(DATA SUPPLIED):

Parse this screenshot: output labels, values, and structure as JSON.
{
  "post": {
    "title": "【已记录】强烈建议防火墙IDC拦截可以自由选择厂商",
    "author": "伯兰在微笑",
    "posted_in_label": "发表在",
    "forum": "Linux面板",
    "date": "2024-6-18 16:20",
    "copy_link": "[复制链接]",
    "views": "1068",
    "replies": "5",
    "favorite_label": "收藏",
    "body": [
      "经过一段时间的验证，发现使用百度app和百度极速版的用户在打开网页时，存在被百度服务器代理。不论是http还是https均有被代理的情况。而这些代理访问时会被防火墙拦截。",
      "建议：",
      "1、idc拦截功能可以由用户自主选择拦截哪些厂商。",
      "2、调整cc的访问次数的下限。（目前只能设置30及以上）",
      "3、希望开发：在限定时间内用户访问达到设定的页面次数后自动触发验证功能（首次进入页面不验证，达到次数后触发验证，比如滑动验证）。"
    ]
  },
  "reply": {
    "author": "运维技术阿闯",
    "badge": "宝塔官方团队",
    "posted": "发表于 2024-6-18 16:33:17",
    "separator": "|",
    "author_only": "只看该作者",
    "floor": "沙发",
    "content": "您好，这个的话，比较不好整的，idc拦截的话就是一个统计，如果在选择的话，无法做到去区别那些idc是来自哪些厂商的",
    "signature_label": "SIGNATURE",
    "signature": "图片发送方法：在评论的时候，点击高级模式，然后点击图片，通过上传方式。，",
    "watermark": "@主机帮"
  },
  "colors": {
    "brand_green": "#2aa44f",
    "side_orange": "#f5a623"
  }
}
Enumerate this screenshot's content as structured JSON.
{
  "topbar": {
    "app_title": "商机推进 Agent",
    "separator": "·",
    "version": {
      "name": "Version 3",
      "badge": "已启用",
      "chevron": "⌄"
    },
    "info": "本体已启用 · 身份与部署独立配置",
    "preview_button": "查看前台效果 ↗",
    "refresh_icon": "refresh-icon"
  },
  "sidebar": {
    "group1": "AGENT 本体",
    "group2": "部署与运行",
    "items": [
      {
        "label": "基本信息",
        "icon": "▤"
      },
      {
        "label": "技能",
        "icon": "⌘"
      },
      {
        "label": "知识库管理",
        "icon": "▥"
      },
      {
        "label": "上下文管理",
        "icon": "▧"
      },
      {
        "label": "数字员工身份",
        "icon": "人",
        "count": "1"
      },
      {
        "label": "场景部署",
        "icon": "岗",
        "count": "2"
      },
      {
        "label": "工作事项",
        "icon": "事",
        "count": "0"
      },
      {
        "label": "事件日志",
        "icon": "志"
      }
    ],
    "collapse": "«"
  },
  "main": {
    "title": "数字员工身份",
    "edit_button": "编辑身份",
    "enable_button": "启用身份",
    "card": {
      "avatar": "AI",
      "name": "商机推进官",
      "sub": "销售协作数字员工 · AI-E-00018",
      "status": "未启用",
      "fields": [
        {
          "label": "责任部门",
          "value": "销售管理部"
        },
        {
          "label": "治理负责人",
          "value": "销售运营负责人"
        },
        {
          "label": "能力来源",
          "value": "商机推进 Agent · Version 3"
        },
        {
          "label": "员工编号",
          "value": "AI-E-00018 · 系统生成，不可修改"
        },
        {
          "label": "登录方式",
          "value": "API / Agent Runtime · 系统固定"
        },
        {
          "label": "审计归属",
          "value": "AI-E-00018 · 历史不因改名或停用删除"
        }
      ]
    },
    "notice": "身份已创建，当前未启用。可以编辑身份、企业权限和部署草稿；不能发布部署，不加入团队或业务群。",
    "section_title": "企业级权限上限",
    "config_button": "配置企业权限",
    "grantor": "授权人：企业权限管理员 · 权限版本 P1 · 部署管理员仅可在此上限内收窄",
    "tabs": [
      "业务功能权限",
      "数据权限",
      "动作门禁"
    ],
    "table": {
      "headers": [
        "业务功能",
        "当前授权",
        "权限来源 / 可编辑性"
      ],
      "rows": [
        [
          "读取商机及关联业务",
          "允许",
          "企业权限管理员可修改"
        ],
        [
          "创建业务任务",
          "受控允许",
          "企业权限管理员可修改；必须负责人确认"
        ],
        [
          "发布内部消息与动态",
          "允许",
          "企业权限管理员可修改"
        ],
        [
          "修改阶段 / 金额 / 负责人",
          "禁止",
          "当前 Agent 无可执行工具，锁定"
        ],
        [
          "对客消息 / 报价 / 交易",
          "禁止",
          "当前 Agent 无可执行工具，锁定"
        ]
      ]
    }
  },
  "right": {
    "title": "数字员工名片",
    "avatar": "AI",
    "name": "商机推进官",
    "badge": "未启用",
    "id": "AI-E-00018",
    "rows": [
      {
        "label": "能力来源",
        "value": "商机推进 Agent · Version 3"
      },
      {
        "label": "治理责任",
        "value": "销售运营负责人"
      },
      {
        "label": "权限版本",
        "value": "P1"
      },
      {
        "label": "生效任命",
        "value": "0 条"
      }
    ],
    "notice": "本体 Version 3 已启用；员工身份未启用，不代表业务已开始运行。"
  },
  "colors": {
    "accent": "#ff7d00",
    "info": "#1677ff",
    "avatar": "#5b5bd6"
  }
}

(SHORT TASK):
Your task is to reproduce all of the records exactly.

(OUTPUT OF THE EXERCISE):
Parse this screenshot: output labels, values, and structure as JSON.
{
  "post": {
    "title": "【已记录】强烈建议防火墙IDC拦截可以自由选择厂商",
    "author": "伯兰在微笑",
    "posted_in_label": "发表在",
    "forum": "Linux面板",
    "date": "2024-6-18 16:20",
    "copy_link": "[复制链接]",
    "views": "1068",
    "replies": "5",
    "favorite_label": "收藏",
    "body": [
      "经过一段时间的验证，发现使用百度app和百度极速版的用户在打开网页时，存在被百度服务器代理。不论是http还是https均有被代理的情况。而这些代理访问时会被防火墙拦截。",
      "建议：",
      "1、idc拦截功能可以由用户自主选择拦截哪些厂商。",
      "2、调整cc的访问次数的下限。（目前只能设置30及以上）",
      "3、希望开发：在限定时间内用户访问达到设定的页面次数后自动触发验证功能（首次进入页面不验证，达到次数后触发验证，比如滑动验证）。"
    ]
  },
  "reply": {
    "author": "运维技术阿闯",
    "badge": "宝塔官方团队",
    "posted": "发表于 2024-6-18 16:33:17",
    "separator": "|",
    "author_only": "只看该作者",
    "floor": "沙发",
    "content": "您好，这个的话，比较不好整的，idc拦截的话就是一个统计，如果在选择的话，无法做到去区别那些idc是来自哪些厂商的",
    "signature_label": "SIGNATURE",
    "signature": "图片发送方法：在评论的时候，点击高级模式，然后点击图片，通过上传方式。，",
    "watermark": "@主机帮"
  },
  "colors": {
    "brand_green": "#2aa44f",
    "side_orange": "#f5a623"
  }
}
Enumerate this screenshot's content as structured JSON.
{
  "topbar": {
    "app_title": "商机推进 Agent",
    "separator": "·",
    "version": {
      "name": "Version 3",
      "badge": "已启用",
      "chevron": "⌄"
    },
    "info": "本体已启用 · 身份与部署独立配置",
    "preview_button": "查看前台效果 ↗",
    "refresh_icon": "refresh-icon"
  },
  "sidebar": {
    "group1": "AGENT 本体",
    "group2": "部署与运行",
    "items": [
      {
        "label": "基本信息",
        "icon": "▤"
      },
      {
        "label": "技能",
        "icon": "⌘"
      },
      {
        "label": "知识库管理",
        "icon": "▥"
      },
      {
        "label": "上下文管理",
        "icon": "▧"
      },
      {
        "label": "数字员工身份",
        "icon": "人",
        "count": "1"
      },
      {
        "label": "场景部署",
        "icon": "岗",
        "count": "2"
      },
      {
        "label": "工作事项",
        "icon": "事",
        "count": "0"
      },
      {
        "label": "事件日志",
        "icon": "志"
      }
    ],
    "collapse": "«"
  },
  "main": {
    "title": "数字员工身份",
    "edit_button": "编辑身份",
    "enable_button": "启用身份",
    "card": {
      "avatar": "AI",
      "name": "商机推进官",
      "sub": "销售协作数字员工 · AI-E-00018",
      "status": "未启用",
      "fields": [
        {
          "label": "责任部门",
          "value": "销售管理部"
        },
        {
          "label": "治理负责人",
          "value": "销售运营负责人"
        },
        {
          "label": "能力来源",
          "value": "商机推进 Agent · Version 3"
        },
        {
          "label": "员工编号",
          "value": "AI-E-00018 · 系统生成，不可修改"
        },
        {
          "label": "登录方式",
          "value": "API / Agent Runtime · 系统固定"
        },
        {
          "label": "审计归属",
          "value": "AI-E-00018 · 历史不因改名或停用删除"
        }
      ]
    },
    "notice": "身份已创建，当前未启用。可以编辑身份、企业权限和部署草稿；不能发布部署，不加入团队或业务群。",
    "section_title": "企业级权限上限",
    "config_button": "配置企业权限",
    "grantor": "授权人：企业权限管理员 · 权限版本 P1 · 部署管理员仅可在此上限内收窄",
    "tabs": [
      "业务功能权限",
      "数据权限",
      "动作门禁"
    ],
    "table": {
      "headers": [
        "业务功能",
        "当前授权",
        "权限来源 / 可编辑性"
      ],
      "rows": [
        [
          "读取商机及关联业务",
          "允许",
          "企业权限管理员可修改"
        ],
        [
          "创建业务任务",
          "受控允许",
          "企业权限管理员可修改；必须负责人确认"
        ],
        [
          "发布内部消息与动态",
          "允许",
          "企业权限管理员可修改"
        ],
        [
          "修改阶段 / 金额 / 负责人",
          "禁止",
          "当前 Agent 无可执行工具，锁定"
        ],
        [
          "对客消息 / 报价 / 交易",
          "禁止",
          "当前 Agent 无可执行工具，锁定"
        ]
      ]
    }
  },
  "right": {
    "title": "数字员工名片",
    "avatar": "AI",
    "name": "商机推进官",
    "badge": "未启用",
    "id": "AI-E-00018",
    "rows": [
      {
        "label": "能力来源",
        "value": "商机推进 Agent · Version 3"
      },
      {
        "label": "治理责任",
        "value": "销售运营负责人"
      },
      {
        "label": "权限版本",
        "value": "P1"
      },
      {
        "label": "生效任命",
        "value": "0 条"
      }
    ],
    "notice": "本体 Version 3 已启用；员工身份未启用，不代表业务已开始运行。"
  },
  "colors": {
    "accent": "#ff7d00",
    "info": "#1677ff",
    "avatar": "#5b5bd6"
  }
}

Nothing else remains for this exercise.